*What you will do:*
Pictures stay out of the copy; restate everything else in the material exactly.

Dataset items

════

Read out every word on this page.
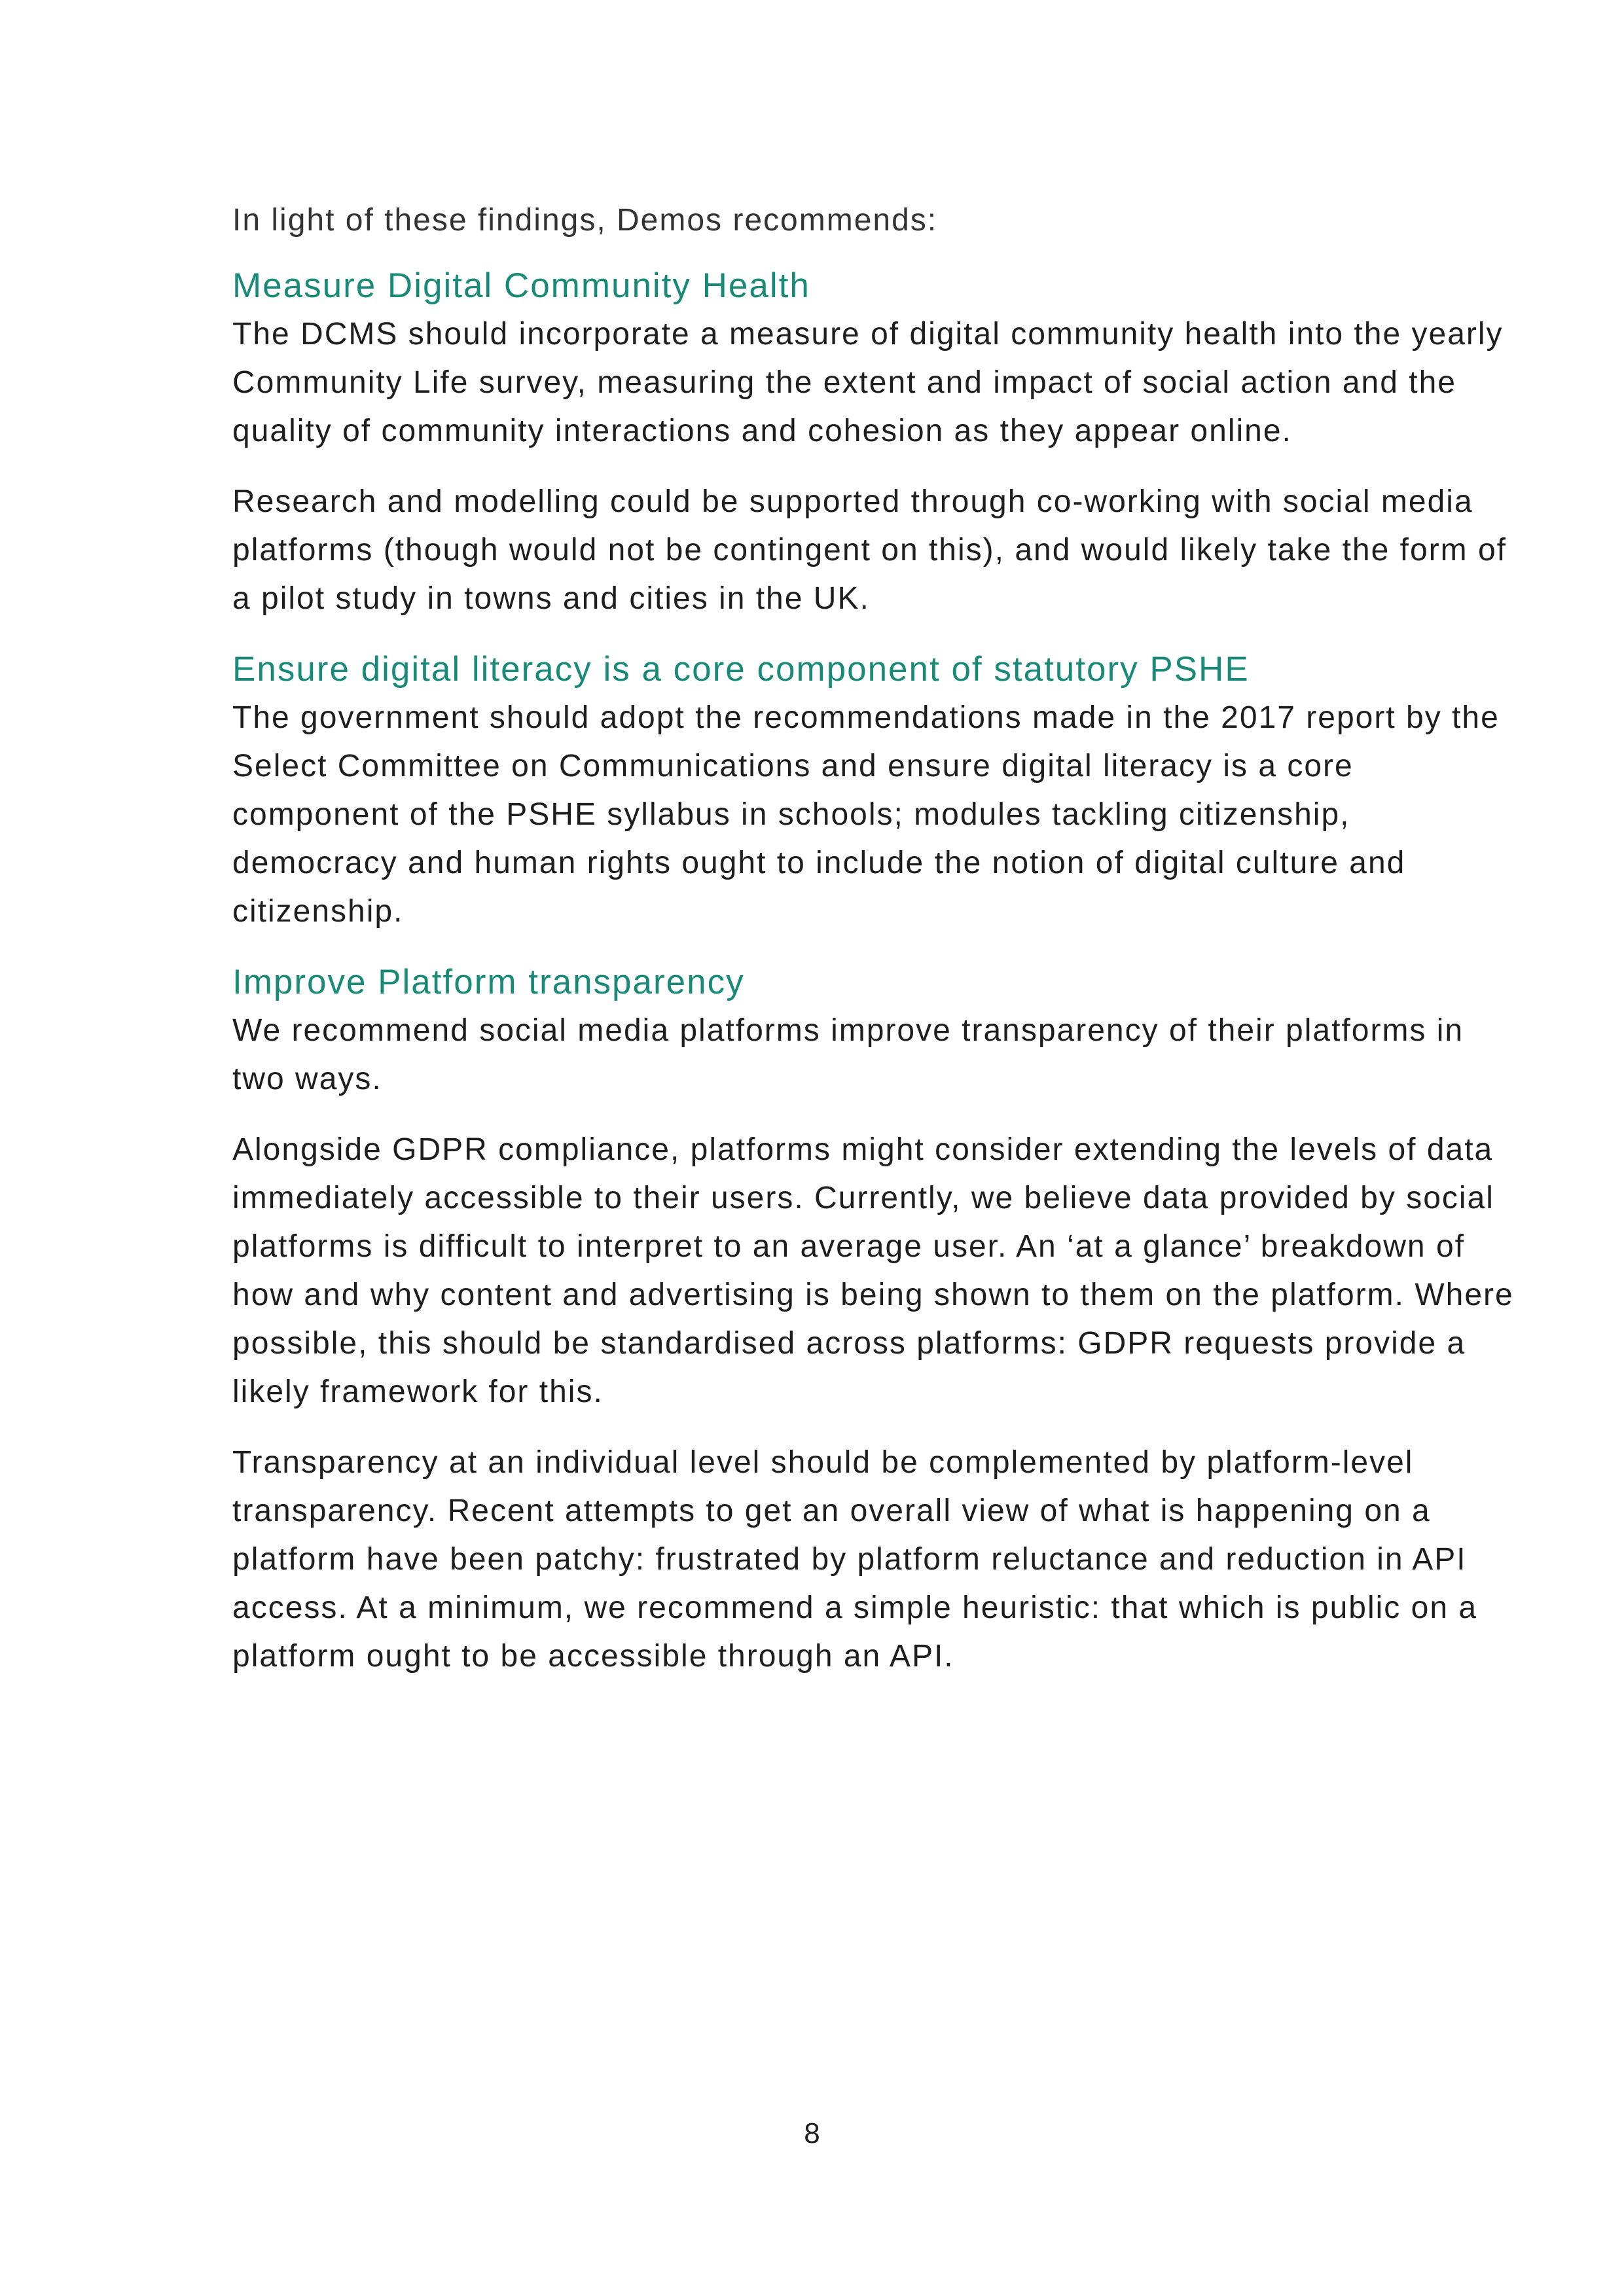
In light of these findings, Demos recommends:

Measure Digital Community Health

The DCMS should incorporate a measure of digital community health into the yearly Community Life survey, measuring the extent and impact of social action and the quality of community interactions and cohesion as they appear online.

Research and modelling could be supported through co-working with social media platforms (though would not be contingent on this), and would likely take the form of a pilot study in towns and cities in the UK.

Ensure digital literacy is a core component of statutory PSHE

The government should adopt the recommendations made in the 2017 report by the Select Committee on Communications and ensure digital literacy is a core component of the PSHE syllabus in schools; modules tackling citizenship, democracy and human rights ought to include the notion of digital culture and citizenship.

Improve Platform transparency

We recommend social media platforms improve transparency of their platforms in two ways.

Alongside GDPR compliance, platforms might consider extending the levels of data immediately accessible to their users. Currently, we believe data provided by social platforms is difficult to interpret to an average user. An ‘at a glance’ breakdown of how and why content and advertising is being shown to them on the platform. Where possible, this should be standardised across platforms: GDPR requests provide a likely framework for this.

Transparency at an individual level should be complemented by platform-level transparency. Recent attempts to get an overall view of what is happening on a platform have been patchy: frustrated by platform reluctance and reduction in API access. At a minimum, we recommend a simple heuristic: that which is public on a platform ought to be accessible through an API.

8
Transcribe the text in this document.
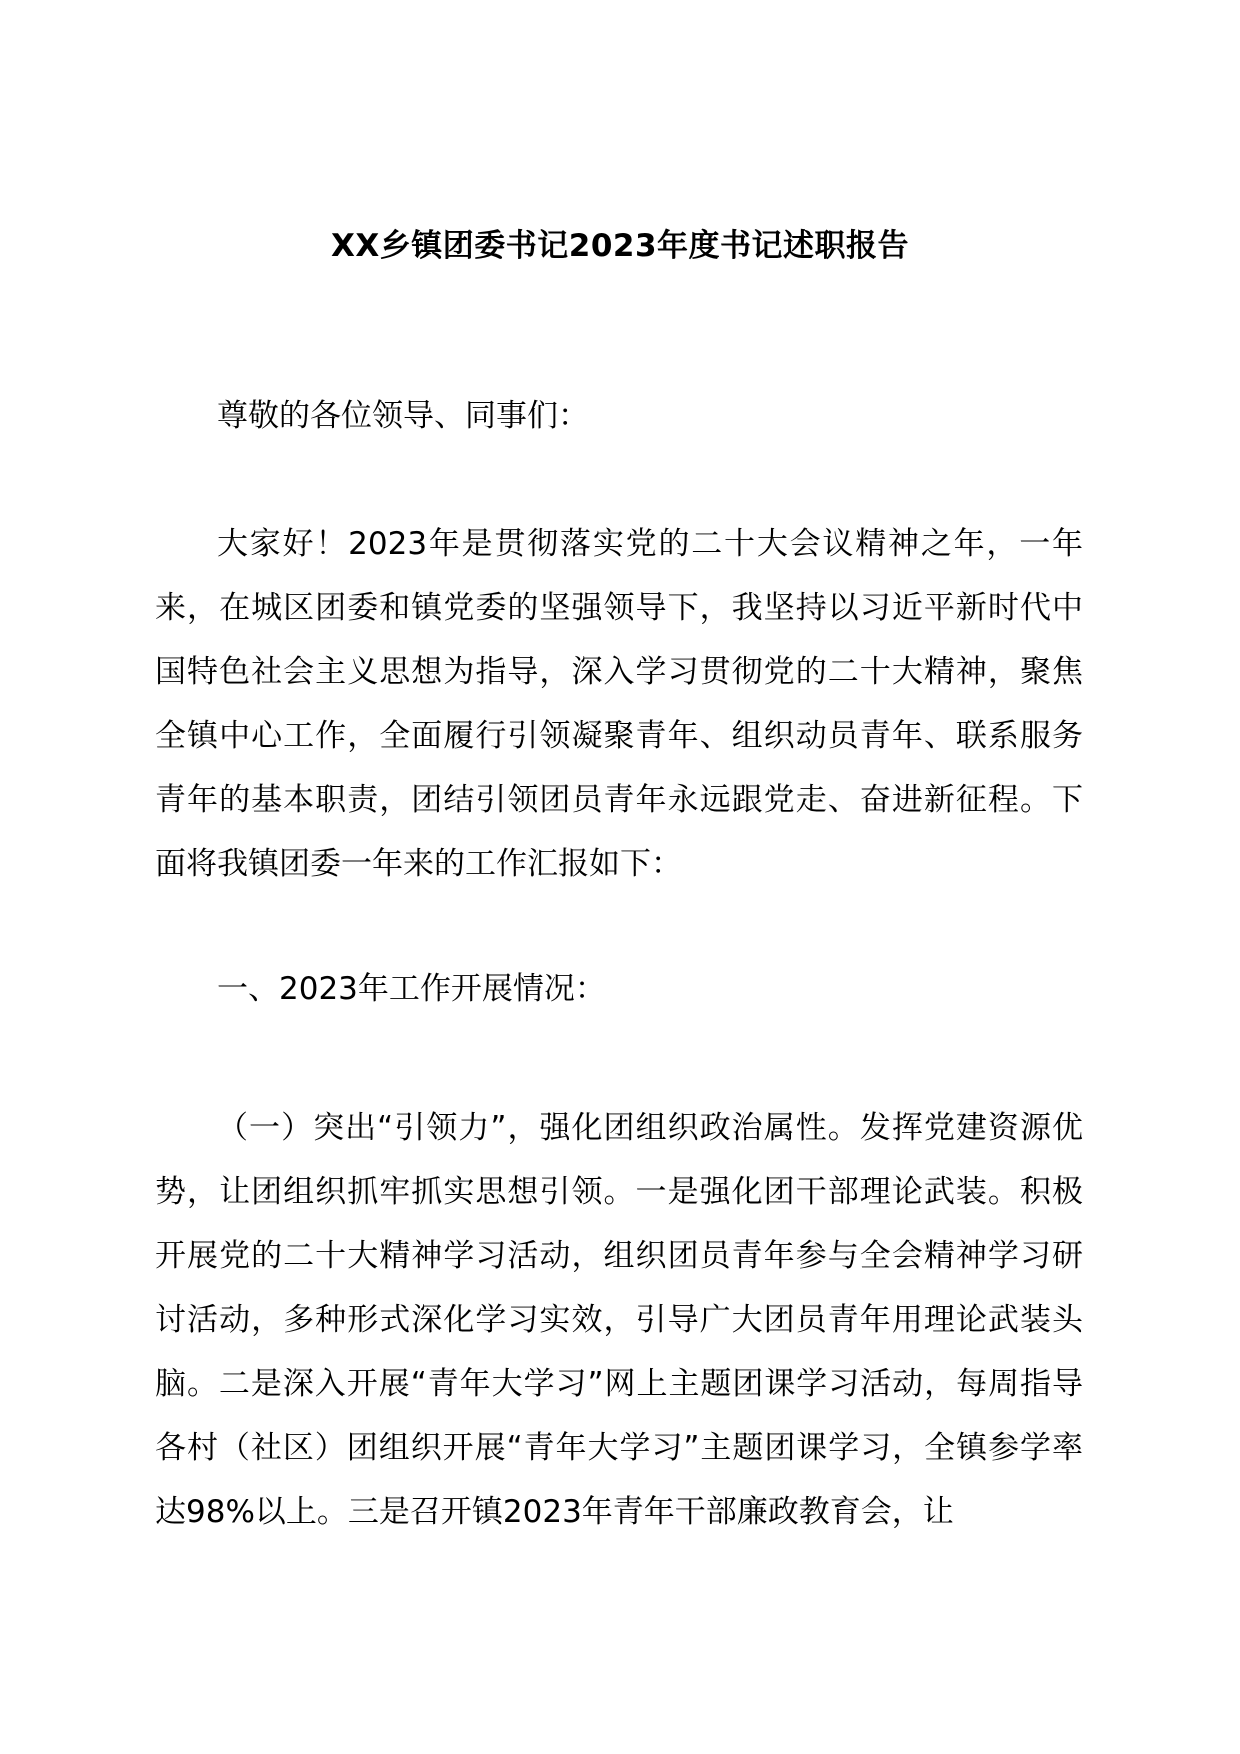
XX乡镇团委书记2023年度书记述职报告

尊敬的各位领导、同事们：

大家好！2023年是贯彻落实党的二十大会议精神之年，一年来，在城区团委和镇党委的坚强领导下，我坚持以习近平新时代中国特色社会主义思想为指导，深入学习贯彻党的二十大精神，聚焦全镇中心工作，全面履行引领凝聚青年、组织动员青年、联系服务青年的基本职责，团结引领团员青年永远跟党走、奋进新征程。下面将我镇团委一年来的工作汇报如下：

一、2023年工作开展情况：

（一）突出“引领力”，强化团组织政治属性。发挥党建资源优势，让团组织抓牢抓实思想引领。一是强化团干部理论武装。积极开展党的二十大精神学习活动，组织团员青年参与全会精神学习研讨活动，多种形式深化学习实效，引导广大团员青年用理论武装头脑。二是深入开展“青年大学习”网上主题团课学习活动，每周指导各村（社区）团组织开展“青年大学习”主题团课学习，全镇参学率达98%以上。三是召开镇2023年青年干部廉政教育会，让
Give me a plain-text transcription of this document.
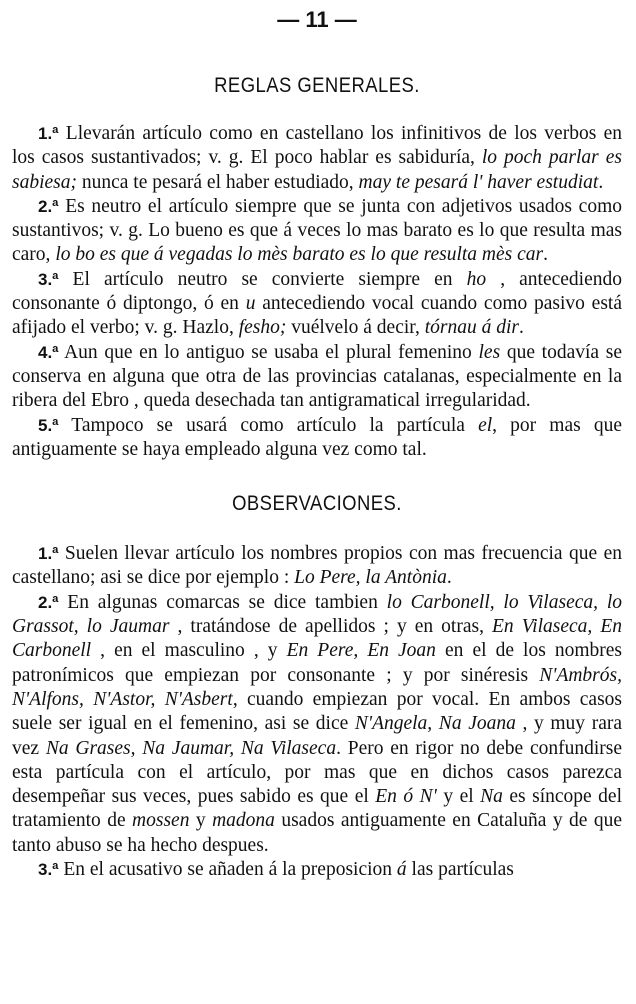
— 11 —
REGLAS GENERALES.

1.ª Llevarán artículo como en castellano los infinitivos de los verbos en los casos sustantivados; v. g. El poco hablar es sabiduría, lo poch parlar es sabiesa; nunca te pesará el haber estudiado, may te pesará l' haver estudiat.

2.ª Es neutro el artículo siempre que se junta con adjetivos usados como sustantivos; v. g. Lo bueno es que á veces lo mas barato es lo que resulta mas caro, lo bo es que á vegadas lo mès barato es lo que resulta mès car.

3.ª El artículo neutro se convierte siempre en ho , antecediendo consonante ó diptongo, ó en u antecediendo vocal cuando como pasivo está afijado el verbo; v. g. Hazlo, fesho; vuélvelo á decir, tórnau á dir.

4.ª Aun que en lo antiguo se usaba el plural femenino les que todavía se conserva en alguna que otra de las provincias catalanas, especialmente en la ribera del Ebro , queda desechada tan antigramatical irregularidad.

5.ª Tampoco se usará como artículo la partícula el, por mas que antiguamente se haya empleado alguna vez como tal.

OBSERVACIONES.

1.ª Suelen llevar artículo los nombres propios con mas frecuencia que en castellano; asi se dice por ejemplo : Lo Pere, la Antònia.

2.ª En algunas comarcas se dice tambien lo Carbonell, lo Vilaseca, lo Grassot, lo Jaumar , tratándose de apellidos ; y en otras, En Vilaseca, En Carbonell , en el masculino , y En Pere, En Joan en el de los nombres patronímicos que empiezan por consonante ; y por sinéresis N'Ambrós, N'Alfons, N'Astor, N'Asbert, cuando empiezan por vocal. En ambos casos suele ser igual en el femenino, asi se dice N'Angela, Na Joana , y muy rara vez Na Grases, Na Jaumar, Na Vilaseca. Pero en rigor no debe confundirse esta partícula con el artículo, por mas que en dichos casos parezca desempeñar sus veces, pues sabido es que el En ó N' y el Na es síncope del tratamiento de mossen y madona usados antiguamente en Cataluña y de que tanto abuso se ha hecho despues.

3.ª En el acusativo se añaden á la preposicion á las partículas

════

*Answer to this task:*
Read out every word on this page.
In light of these findings, Demos recommends:

Measure Digital Community Health

The DCMS should incorporate a measure of digital community health into the yearly Community Life survey, measuring the extent and impact of social action and the quality of community interactions and cohesion as they appear online.

Research and modelling could be supported through co-working with social media platforms (though would not be contingent on this), and would likely take the form of a pilot study in towns and cities in the UK.

Ensure digital literacy is a core component of statutory PSHE

The government should adopt the recommendations made in the 2017 report by the Select Committee on Communications and ensure digital literacy is a core component of the PSHE syllabus in schools; modules tackling citizenship, democracy and human rights ought to include the notion of digital culture and citizenship.

Improve Platform transparency

We recommend social media platforms improve transparency of their platforms in two ways.

Alongside GDPR compliance, platforms might consider extending the levels of data immediately accessible to their users. Currently, we believe data provided by social platforms is difficult to interpret to an average user. An ‘at a glance’ breakdown of how and why content and advertising is being shown to them on the platform. Where possible, this should be standardised across platforms: GDPR requests provide a likely framework for this.

Transparency at an individual level should be complemented by platform-level transparency. Recent attempts to get an overall view of what is happening on a platform have been patchy: frustrated by platform reluctance and reduction in API access. At a minimum, we recommend a simple heuristic: that which is public on a platform ought to be accessible through an API.

8
Transcribe the text in this document.
XX乡镇团委书记2023年度书记述职报告

尊敬的各位领导、同事们：

大家好！2023年是贯彻落实党的二十大会议精神之年，一年来，在城区团委和镇党委的坚强领导下，我坚持以习近平新时代中国特色社会主义思想为指导，深入学习贯彻党的二十大精神，聚焦全镇中心工作，全面履行引领凝聚青年、组织动员青年、联系服务青年的基本职责，团结引领团员青年永远跟党走、奋进新征程。下面将我镇团委一年来的工作汇报如下：

一、2023年工作开展情况：

（一）突出“引领力”，强化团组织政治属性。发挥党建资源优势，让团组织抓牢抓实思想引领。一是强化团干部理论武装。积极开展党的二十大精神学习活动，组织团员青年参与全会精神学习研讨活动，多种形式深化学习实效，引导广大团员青年用理论武装头脑。二是深入开展“青年大学习”网上主题团课学习活动，每周指导各村（社区）团组织开展“青年大学习”主题团课学习，全镇参学率达98%以上。三是召开镇2023年青年干部廉政教育会，让
Give me a plain-text transcription of this document.
— 11 —
REGLAS GENERALES.

1.ª Llevarán artículo como en castellano los infinitivos de los verbos en los casos sustantivados; v. g. El poco hablar es sabiduría, lo poch parlar es sabiesa; nunca te pesará el haber estudiado, may te pesará l' haver estudiat.

2.ª Es neutro el artículo siempre que se junta con adjetivos usados como sustantivos; v. g. Lo bueno es que á veces lo mas barato es lo que resulta mas caro, lo bo es que á vegadas lo mès barato es lo que resulta mès car.

3.ª El artículo neutro se convierte siempre en ho , antecediendo consonante ó diptongo, ó en u antecediendo vocal cuando como pasivo está afijado el verbo; v. g. Hazlo, fesho; vuélvelo á decir, tórnau á dir.

4.ª Aun que en lo antiguo se usaba el plural femenino les que todavía se conserva en alguna que otra de las provincias catalanas, especialmente en la ribera del Ebro , queda desechada tan antigramatical irregularidad.

5.ª Tampoco se usará como artículo la partícula el, por mas que antiguamente se haya empleado alguna vez como tal.

OBSERVACIONES.

1.ª Suelen llevar artículo los nombres propios con mas frecuencia que en castellano; asi se dice por ejemplo : Lo Pere, la Antònia.

2.ª En algunas comarcas se dice tambien lo Carbonell, lo Vilaseca, lo Grassot, lo Jaumar , tratándose de apellidos ; y en otras, En Vilaseca, En Carbonell , en el masculino , y En Pere, En Joan en el de los nombres patronímicos que empiezan por consonante ; y por sinéresis N'Ambrós, N'Alfons, N'Astor, N'Asbert, cuando empiezan por vocal. En ambos casos suele ser igual en el femenino, asi se dice N'Angela, Na Joana , y muy rara vez Na Grases, Na Jaumar, Na Vilaseca. Pero en rigor no debe confundirse esta partícula con el artículo, por mas que en dichos casos parezca desempeñar sus veces, pues sabido es que el En ó N' y el Na es síncope del tratamiento de mossen y madona usados antiguamente en Cataluña y de que tanto abuso se ha hecho despues.

3.ª En el acusativo se añaden á la preposicion á las partículas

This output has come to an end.